Actions to take |
A. Please list the nicknames that the cocktail article gives to the cocktail recipes with the most booze in them.
B. Write the next part of the cocktail article, starting after its last sentence.

Supplied text |
[Start of section]

February 2017Words by Mr Richard Godwin

Assorted Cocktails at Viceroy L'Ermitage Beverly Hills. Photograph by DYLAN + JENI. Courtesy of Viceroy L'Ermitage Beverly Hills

Felicitations! You have made it through Dry January, which calls for a drink. Oh, you weren’t doing Dry January? Well, never mind – have a drink all the same. It’s Wet February, the month where inhibitions are lost and resolutions trashed. And given the unhinged nature of the world at the moment, you could be forgiven for wanting to zone out for a while. To this end, I’ve been collecting the cocktail recipes that have the most booze in them: the mind-scramblers, the painkillers, the reverse epilators (they put hairs on your chest).

[End of section]

Data under study |
[Start of section]

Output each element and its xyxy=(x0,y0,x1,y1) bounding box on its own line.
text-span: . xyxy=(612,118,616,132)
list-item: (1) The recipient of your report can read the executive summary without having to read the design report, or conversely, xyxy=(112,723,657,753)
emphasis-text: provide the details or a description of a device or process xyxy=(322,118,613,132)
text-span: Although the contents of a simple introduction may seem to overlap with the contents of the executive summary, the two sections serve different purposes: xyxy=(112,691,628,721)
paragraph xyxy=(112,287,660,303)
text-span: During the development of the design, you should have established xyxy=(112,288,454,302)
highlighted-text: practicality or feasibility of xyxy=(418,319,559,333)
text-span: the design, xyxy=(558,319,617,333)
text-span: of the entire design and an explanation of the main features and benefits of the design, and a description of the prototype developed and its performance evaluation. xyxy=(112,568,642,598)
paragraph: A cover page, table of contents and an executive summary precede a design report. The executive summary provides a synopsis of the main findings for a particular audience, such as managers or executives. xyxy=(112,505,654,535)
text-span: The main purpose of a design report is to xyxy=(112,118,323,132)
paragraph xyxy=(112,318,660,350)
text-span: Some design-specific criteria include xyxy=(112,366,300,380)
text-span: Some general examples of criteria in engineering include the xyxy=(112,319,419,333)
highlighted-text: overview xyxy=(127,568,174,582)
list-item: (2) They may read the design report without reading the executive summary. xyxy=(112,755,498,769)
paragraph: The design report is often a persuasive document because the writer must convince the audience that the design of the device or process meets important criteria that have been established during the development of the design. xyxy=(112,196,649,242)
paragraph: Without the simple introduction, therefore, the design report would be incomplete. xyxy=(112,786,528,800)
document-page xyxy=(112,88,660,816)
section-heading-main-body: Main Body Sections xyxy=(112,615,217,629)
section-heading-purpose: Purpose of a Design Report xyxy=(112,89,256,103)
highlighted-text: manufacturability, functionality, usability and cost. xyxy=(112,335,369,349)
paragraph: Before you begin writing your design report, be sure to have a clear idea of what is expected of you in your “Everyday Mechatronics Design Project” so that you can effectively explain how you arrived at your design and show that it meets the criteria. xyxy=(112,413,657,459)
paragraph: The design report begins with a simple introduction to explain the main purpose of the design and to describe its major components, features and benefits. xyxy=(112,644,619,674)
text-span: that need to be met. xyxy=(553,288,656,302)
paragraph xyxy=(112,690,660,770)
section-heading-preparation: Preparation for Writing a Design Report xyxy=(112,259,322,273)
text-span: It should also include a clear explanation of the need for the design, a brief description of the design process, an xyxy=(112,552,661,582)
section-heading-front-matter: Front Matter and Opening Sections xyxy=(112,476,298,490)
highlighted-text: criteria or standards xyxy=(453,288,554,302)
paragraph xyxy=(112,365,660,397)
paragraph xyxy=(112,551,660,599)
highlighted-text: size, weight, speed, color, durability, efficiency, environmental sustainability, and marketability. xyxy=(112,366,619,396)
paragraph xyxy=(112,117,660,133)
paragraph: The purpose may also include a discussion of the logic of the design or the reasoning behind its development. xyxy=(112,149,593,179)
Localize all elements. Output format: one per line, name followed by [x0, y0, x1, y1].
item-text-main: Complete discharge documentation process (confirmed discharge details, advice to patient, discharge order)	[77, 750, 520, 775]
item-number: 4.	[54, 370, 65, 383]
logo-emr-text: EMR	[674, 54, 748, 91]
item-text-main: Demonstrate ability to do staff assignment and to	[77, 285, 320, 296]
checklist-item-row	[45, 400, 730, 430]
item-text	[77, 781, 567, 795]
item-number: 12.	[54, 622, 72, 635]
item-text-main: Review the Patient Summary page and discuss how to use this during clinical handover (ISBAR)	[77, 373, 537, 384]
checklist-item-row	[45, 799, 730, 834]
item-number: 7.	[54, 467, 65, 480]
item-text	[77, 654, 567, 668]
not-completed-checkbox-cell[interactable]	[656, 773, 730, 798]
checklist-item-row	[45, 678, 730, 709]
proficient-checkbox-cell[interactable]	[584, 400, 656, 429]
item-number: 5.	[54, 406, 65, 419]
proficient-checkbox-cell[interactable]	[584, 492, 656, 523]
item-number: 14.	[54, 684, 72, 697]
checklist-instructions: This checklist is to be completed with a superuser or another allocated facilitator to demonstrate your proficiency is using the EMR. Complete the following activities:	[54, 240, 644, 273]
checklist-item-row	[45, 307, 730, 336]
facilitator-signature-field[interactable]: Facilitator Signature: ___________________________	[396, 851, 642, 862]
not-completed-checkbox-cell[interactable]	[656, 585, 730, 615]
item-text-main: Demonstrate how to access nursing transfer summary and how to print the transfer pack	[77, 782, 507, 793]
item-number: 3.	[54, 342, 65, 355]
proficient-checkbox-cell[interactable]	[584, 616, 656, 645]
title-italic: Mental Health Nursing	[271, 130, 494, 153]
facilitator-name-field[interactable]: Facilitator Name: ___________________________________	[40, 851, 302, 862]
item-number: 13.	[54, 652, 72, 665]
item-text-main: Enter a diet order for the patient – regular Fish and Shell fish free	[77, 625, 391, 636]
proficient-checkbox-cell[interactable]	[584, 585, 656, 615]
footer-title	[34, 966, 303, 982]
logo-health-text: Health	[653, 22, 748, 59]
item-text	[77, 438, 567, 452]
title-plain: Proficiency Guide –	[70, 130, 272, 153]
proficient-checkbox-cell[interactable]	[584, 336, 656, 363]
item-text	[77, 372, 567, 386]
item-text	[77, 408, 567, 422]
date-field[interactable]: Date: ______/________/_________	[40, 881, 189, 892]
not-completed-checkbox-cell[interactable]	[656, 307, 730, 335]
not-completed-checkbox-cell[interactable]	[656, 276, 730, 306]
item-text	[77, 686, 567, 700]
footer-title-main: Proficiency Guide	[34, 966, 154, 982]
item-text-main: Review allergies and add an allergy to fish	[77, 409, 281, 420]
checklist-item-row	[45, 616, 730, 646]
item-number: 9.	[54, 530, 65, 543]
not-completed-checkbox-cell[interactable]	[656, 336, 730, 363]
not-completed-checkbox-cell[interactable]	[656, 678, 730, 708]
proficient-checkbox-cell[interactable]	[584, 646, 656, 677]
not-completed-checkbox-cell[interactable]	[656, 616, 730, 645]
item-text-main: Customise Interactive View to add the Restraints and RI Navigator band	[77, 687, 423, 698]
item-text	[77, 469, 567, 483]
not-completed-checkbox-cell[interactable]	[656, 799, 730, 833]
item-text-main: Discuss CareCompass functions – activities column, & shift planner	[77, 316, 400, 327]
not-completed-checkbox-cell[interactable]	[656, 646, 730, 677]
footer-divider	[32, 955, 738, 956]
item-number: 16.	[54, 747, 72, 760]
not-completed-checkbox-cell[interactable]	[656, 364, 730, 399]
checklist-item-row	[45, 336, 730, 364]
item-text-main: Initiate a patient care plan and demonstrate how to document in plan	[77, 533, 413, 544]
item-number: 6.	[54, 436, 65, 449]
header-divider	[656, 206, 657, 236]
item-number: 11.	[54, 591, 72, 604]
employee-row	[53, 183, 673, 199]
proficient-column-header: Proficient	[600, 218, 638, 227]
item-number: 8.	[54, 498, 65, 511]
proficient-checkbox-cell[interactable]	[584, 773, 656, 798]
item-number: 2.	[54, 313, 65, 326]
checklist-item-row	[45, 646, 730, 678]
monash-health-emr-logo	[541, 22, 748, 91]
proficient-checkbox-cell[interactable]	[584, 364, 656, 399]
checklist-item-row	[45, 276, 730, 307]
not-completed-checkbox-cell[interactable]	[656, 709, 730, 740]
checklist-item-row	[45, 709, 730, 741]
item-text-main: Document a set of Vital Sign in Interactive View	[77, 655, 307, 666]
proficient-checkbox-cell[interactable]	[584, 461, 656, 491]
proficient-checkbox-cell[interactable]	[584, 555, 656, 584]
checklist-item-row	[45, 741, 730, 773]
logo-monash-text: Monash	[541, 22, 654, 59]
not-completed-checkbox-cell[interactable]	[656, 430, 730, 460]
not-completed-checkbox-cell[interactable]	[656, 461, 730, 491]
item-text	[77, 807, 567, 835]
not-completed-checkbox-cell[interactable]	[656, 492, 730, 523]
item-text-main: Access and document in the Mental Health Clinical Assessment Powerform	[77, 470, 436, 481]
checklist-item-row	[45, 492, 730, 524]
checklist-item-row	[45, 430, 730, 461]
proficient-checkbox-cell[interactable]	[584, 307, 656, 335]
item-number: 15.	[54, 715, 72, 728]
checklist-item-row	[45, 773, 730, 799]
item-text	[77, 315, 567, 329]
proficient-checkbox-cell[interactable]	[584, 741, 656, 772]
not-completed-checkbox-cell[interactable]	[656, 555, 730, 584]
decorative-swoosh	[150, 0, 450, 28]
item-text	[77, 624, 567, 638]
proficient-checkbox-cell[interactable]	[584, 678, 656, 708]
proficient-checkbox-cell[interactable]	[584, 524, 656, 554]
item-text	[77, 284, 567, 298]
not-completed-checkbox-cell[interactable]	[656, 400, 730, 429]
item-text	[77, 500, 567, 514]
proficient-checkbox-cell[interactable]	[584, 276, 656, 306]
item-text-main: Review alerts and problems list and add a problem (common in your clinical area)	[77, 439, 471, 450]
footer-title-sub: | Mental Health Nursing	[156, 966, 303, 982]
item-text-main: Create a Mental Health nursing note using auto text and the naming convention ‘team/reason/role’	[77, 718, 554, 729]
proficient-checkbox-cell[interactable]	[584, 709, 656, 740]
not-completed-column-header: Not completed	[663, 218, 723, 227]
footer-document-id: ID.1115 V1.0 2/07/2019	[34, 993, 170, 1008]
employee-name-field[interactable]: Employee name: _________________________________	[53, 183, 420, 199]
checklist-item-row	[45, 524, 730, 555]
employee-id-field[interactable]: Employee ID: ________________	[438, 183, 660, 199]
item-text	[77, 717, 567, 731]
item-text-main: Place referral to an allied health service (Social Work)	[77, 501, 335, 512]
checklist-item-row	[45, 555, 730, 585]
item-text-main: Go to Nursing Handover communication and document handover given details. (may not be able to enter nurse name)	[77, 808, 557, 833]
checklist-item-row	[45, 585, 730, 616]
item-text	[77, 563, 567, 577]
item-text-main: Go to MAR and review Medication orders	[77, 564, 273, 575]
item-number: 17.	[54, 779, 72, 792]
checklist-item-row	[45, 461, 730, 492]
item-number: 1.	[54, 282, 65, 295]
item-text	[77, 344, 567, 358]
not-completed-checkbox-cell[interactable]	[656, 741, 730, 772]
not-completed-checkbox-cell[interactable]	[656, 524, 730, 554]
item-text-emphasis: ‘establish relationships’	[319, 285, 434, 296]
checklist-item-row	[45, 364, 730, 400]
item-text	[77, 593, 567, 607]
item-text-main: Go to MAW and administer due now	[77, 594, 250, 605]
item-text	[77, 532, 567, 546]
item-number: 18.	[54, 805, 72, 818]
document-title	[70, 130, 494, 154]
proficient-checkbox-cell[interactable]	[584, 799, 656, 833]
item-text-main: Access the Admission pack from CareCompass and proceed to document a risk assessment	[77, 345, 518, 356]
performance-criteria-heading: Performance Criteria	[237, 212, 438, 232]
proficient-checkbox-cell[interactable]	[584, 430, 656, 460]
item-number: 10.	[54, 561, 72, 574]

[End of section]

Results of the tasks |
A.
- the mind-scramblers
- the painkillers
- the reverse epilators

B.
However, when assessing a cocktail’s strength, it’s worth bearing in mind the Long Island Iced Tea rule. Long Island Iced Tea was a popular disco drink of the 1990s, ideally sipped in Reebok Classics to a soundtrack of Oxide & Neutrino. It was pretty tasty, in a prelapsarian way – imagine if iced tea was synthesised in Doctor Octopus’s laboratory – but what really made it popular was the list of alcohols involved. Vodka, gin, tequila, light rum, triple sec, seriously…?

But the mistake here is to confuse variety with quantity. It’s no biggie having four types of white liquor when you’re only using a teaspoon of each and your principal flavour is industrial sour mix. What you have then is just an over-complicated rum and Coke – far weaker than your Golden Age cocktails such as the manhattan or obituary.